**Petikan teks:**
Rabu, 29 September 2010

PRIVASI WARGA VS NEGARA

Oleh :
ANGGA AFRIANSHA.AR
Mahasiswa Fakultas Hukum Universitas Jenderal Soedirman (UNSOED) Purwokerto
d/a Kampus Fakultas Hukum UNSOED, Purwokerto
Jl. HR Boenyamin, Grendeng, Purwokerto
email : Angga_mars@yahoo.com

Perampasan atas privasi warga, frasa ini nampaknya teramat tepat untuk menggambarkan fenomena beredar luasnya rekaman video porno yang diduga melibatkan Ariel dan Luna Maya serta Cut Tari belakangan ini. Alih-alih melindungi mereka sebagai korban, negara melalui aparatnya justeru terkesan hendak mengkriminalisasi ketiga pesohor yang terampas hak asasi atas kehidupan privatnya itu. Hak mereka sebagai warga negara yang seharusnya dilindungi teringkari tak saja oleh orang yang mengunggah video itu ke ranah publik namun juga oleh negara. Menarik dipertanyakan di sini  adalah tepatkah negara mengkriminalisasi warganya yang justeru menjadi korban?
Sesungguhnyalah instrumen komunikasi, maupun multimedia  diciptakan dengan tujuan untuk memudahkan kehidupan manusia. Telepon genggam dengan fungsi kamera dan perekam video didesain untuk menangkap momen-momen yang dianggap istimewa. Dalam konteks kasus video mirip para artis, rekaman terkait dimaksudkan sebagai kenangan guna kepentingan pribadi, tak sekali-kali dibuat untuk tujuan yang komersil sifatnya. Hukum, demikian Rousseau (Tanya, Simanjuntak, Hage, 2010:86),  merupakan tatanan publik, sementara keberadaan sejati manusia sebagai individu memiliki otonomi etis memiliki hak asasi, hak-hak dasar (fundamental rights) yang harus dilindungi negara. Dalam konstruksi teori perjanjian masyarakat (social contract) negara ada dibentuk masyarakat untuk melindungi masyarakat, sesuatu yang pada mulanya sebelum ada negara dilakukan oleh masyarakat sendiri.

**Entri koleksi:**

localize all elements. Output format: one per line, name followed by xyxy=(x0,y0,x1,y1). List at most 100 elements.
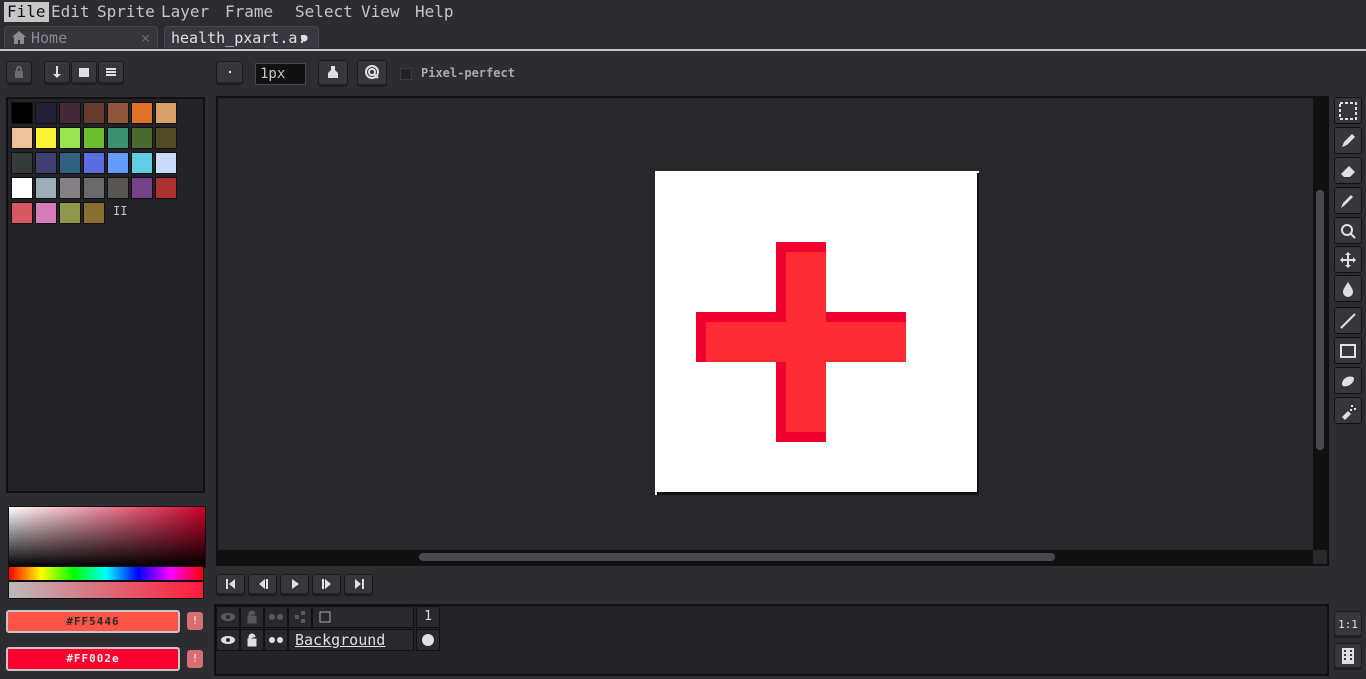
palette-swatch[interactable] xyxy=(83,102,105,124)
palette-presets-button[interactable] xyxy=(71,61,97,85)
brush-type-button[interactable] xyxy=(216,61,243,85)
layer-name[interactable]: Background xyxy=(288,629,414,651)
foreground-warning-icon[interactable]: ! xyxy=(187,612,203,630)
alpha-slider[interactable] xyxy=(8,581,204,599)
palette-swatch[interactable] xyxy=(11,127,33,149)
palette-swatch[interactable] xyxy=(107,127,129,149)
palette-swatch[interactable] xyxy=(35,177,57,199)
lock-palette-button[interactable] xyxy=(6,61,32,85)
palette-swatch[interactable] xyxy=(59,177,81,199)
menu-sprite[interactable]: Sprite xyxy=(94,2,158,22)
palette-swatch[interactable] xyxy=(131,127,153,149)
last-frame-button[interactable] xyxy=(344,574,373,596)
menu-file[interactable]: File xyxy=(4,2,49,22)
color-spectrum[interactable] xyxy=(8,506,206,568)
horizontal-scrollbar[interactable] xyxy=(218,550,1313,564)
palette-swatch[interactable] xyxy=(131,102,153,124)
tool-marquee[interactable] xyxy=(1334,97,1362,124)
tool-eyedropper[interactable] xyxy=(1334,187,1362,214)
palette-swatch[interactable] xyxy=(155,177,177,199)
palette-swatch[interactable] xyxy=(35,152,57,174)
tab-close-icon[interactable]: × xyxy=(141,27,150,49)
ink-button[interactable] xyxy=(318,60,348,87)
palette-swatch[interactable] xyxy=(155,127,177,149)
tool-spray[interactable] xyxy=(1334,397,1362,424)
palette-swatch[interactable] xyxy=(11,102,33,124)
play-button[interactable] xyxy=(280,574,309,596)
palette-swatch[interactable] xyxy=(11,202,33,224)
next-frame-button[interactable] xyxy=(312,574,341,596)
toggle-visibility-header[interactable] xyxy=(216,606,240,628)
opacity-button[interactable] xyxy=(357,60,387,87)
tool-zoom[interactable] xyxy=(1334,217,1362,244)
brush-size-field[interactable]: 1px xyxy=(255,63,306,85)
tab-home[interactable]: Home × xyxy=(4,26,158,48)
palette-swatch[interactable] xyxy=(11,152,33,174)
palette-swatch[interactable] xyxy=(35,202,57,224)
palette-swatch[interactable] xyxy=(59,202,81,224)
hierarchy-icon xyxy=(295,611,305,623)
menu-edit[interactable]: Edit xyxy=(48,2,93,22)
lasso-blob-icon xyxy=(1342,376,1355,387)
frame-header-1[interactable]: 1 xyxy=(416,606,440,628)
palette-swatch[interactable] xyxy=(35,102,57,124)
layer-lock-toggle[interactable] xyxy=(240,629,264,651)
toggle-continuous-header[interactable] xyxy=(264,606,288,628)
filmstrip-button[interactable] xyxy=(1334,643,1362,670)
cel-frame-1[interactable] xyxy=(416,629,440,651)
unlock-icon xyxy=(247,633,257,647)
background-color-field[interactable]: #FF002e xyxy=(6,647,180,671)
toggle-lock-header[interactable] xyxy=(240,606,264,628)
layer-continuous-toggle[interactable] xyxy=(264,629,288,651)
menu-view[interactable]: View xyxy=(358,2,403,22)
horizontal-scroll-thumb[interactable] xyxy=(419,553,1055,561)
menu-frame[interactable]: Frame xyxy=(222,2,276,22)
vertical-scrollbar[interactable] xyxy=(1313,98,1327,550)
palette-swatch[interactable] xyxy=(107,102,129,124)
menu-select[interactable]: Select xyxy=(292,2,356,22)
palette-swatch[interactable] xyxy=(59,127,81,149)
palette-swatch[interactable] xyxy=(59,102,81,124)
tool-pencil[interactable] xyxy=(1334,127,1362,154)
hue-slider[interactable] xyxy=(8,566,204,581)
continuous-icon xyxy=(269,637,283,643)
first-frame-button[interactable] xyxy=(216,574,245,596)
palette-sort-button[interactable] xyxy=(44,61,70,85)
ink-bottle-icon xyxy=(328,66,338,78)
tool-line[interactable] xyxy=(1334,307,1362,334)
palette-swatch[interactable] xyxy=(107,177,129,199)
layer-visibility-toggle[interactable] xyxy=(216,629,240,651)
palette-swatch[interactable] xyxy=(131,177,153,199)
palette-swatch[interactable] xyxy=(83,177,105,199)
tool-move[interactable] xyxy=(1334,246,1362,273)
palette-swatch[interactable] xyxy=(107,152,129,174)
palette-swatch[interactable] xyxy=(131,152,153,174)
palette-swatch[interactable] xyxy=(155,152,177,174)
layer-groups-header[interactable] xyxy=(288,606,312,628)
palette-swatch[interactable] xyxy=(59,152,81,174)
menu-layer[interactable]: Layer xyxy=(158,2,212,22)
vertical-scroll-thumb[interactable] xyxy=(1316,190,1324,450)
palette-swatch[interactable] xyxy=(11,177,33,199)
background-warning-icon[interactable]: ! xyxy=(187,650,203,668)
tool-rectangle[interactable] xyxy=(1334,337,1362,364)
zoom-1-1-button[interactable]: 1:1 xyxy=(1334,611,1362,638)
modified-dot-icon[interactable]: ● xyxy=(301,27,308,49)
tool-fill[interactable] xyxy=(1334,275,1362,302)
tool-eraser[interactable] xyxy=(1334,157,1362,184)
palette-swatch[interactable] xyxy=(155,102,177,124)
palette-swatch[interactable] xyxy=(35,127,57,149)
menu-help[interactable]: Help xyxy=(412,2,457,22)
tab-health-pxart[interactable]: health_pxart.a: ● xyxy=(164,26,319,48)
palette-swatch[interactable] xyxy=(83,152,105,174)
pixel-perfect-checkbox[interactable] xyxy=(400,68,412,80)
palette-swatch[interactable] xyxy=(83,127,105,149)
foreground-color-field[interactable]: #FF5446 xyxy=(6,610,180,633)
palette-options-button[interactable] xyxy=(98,61,124,85)
palette-swatch[interactable] xyxy=(83,202,105,224)
previous-frame-button[interactable] xyxy=(248,574,277,596)
editor-viewport[interactable] xyxy=(216,96,1329,566)
tool-contour[interactable] xyxy=(1334,367,1362,394)
last-frame-icon xyxy=(354,579,364,589)
sprite-canvas[interactable] xyxy=(655,171,979,495)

**Selesaikan soal berikut:**
[1] Jawab pertanyaan berikut berdasarkan artikel tentang privasi warga:
(a) Siapa saja yang diduga terlibat dalam rekaman video yang beredar luas?
(b) Untuk apa telepon genggam dengan fungsi kamera dan perekam video didesain?
(c) Dalam konstruksi teori perjanjian masyarakat, negara dibentuk masyarakat untuk tujuan apa?
[2] Teruskan artikel tentang privasi warga, mulai dari kalimat sesudah kalimat terakhirnya.
Baris-baris tersebut merupakan bahan tersendiri yang tidak berkaitan dengan artikel tentang privasi warga.

**Jawaban tiap soal:**
[1]
(a) Ariel, Luna Maya, dan Cut Tari.
(b) Untuk menangkap momen-momen yang dianggap istimewa.
(c) Untuk melindungi masyarakat.

[2]
Dalam konteks rekaman video mirip Ariel, Luna, dan Cut Tari tersebut, ketiga pesohor tersebut teramat jelas menjadi korban. Privasi mereka sebagai individu dirusak oleh orang yang tak bertanggungjawab. Tak saja ketiganya, pelaku juga mempunyai kesalahan besar karena akibat perbuatannya, sesuatu hal pribadi tersebut menjadi terekspos dan diakses oleh begitu banyak orang yang belum tentu cukup dewasa untujk mengaksesnya. Efek negatif dari pemanggilan Ariel-Luna adalah terbentuknya stigma masyarakat bahwa mereka tidak bermoral, pantas dihukum, cacian, bahkan dimaki dan dampaknya lebih dari sekedar pidana yaitu citra buruk. Ibarat pepatah, habis jatuh tertimpa tangga. Ariel, Luna,dan Cut Tari menjadi korban untuk ketiga  kali: karena terampas haknya akan privasi oleh warga negara lain yang tak bertanggungjawab, karena kriminalisasi oleh negara, dan stigmatisasi negatif oleh masyarakat.
Setidaknya tiga hal yang patut dicermati dalam kasus video tersebut. Pertama, motif pembuatan video. UU No. 11 Tahun 2008 Tentang Informasi dan Transaksi Elektronik. UU  tidak memberikan larangan atau bahkan mengkriminalkan orang yang membuat video porno sekedar untuk dikenang berdua sebagai memorabilia. Kedua, terkait siapa yang bertanggungjawab terhadap penyebaran video porno tersebut. Tanggung jawab dalam perspektif hukum berarti siap apabila terjadi sesuatu untuk dituntut, digugat atau dipersalahkan dan ini tugas lembaga kepolisian untuk menemukan siapa yang bertanggung jawab dalam penyebaran video panas belakangan ini. Ketiga, label yang muncul pada Ariel-Luna. Dua premis yang harus disikapi dari teori labeling yang dimunculkan Micholowsky (Nitibaskara, 2008:79) adalah; kejahatan merupakan kualitas dari reaksi masyarakat atas tingkah laku seseorang; Reaksi itu menyebabkan tindakan seseorang dicap sebagai penjahat. Reaksi masyarakat terhadap video Ariel, Luna, dan Cut Tari sebagian besar menempatkan korban dalam label orang jahat. Hal ini tidak dapat dilepaskan dari negara dan pencitraan dari negara yang memanggil mereka untuk dimintai keterangan padahal belum tentu orang yang berada di dalam video itu adalah ketiga orang pesohor tersebut.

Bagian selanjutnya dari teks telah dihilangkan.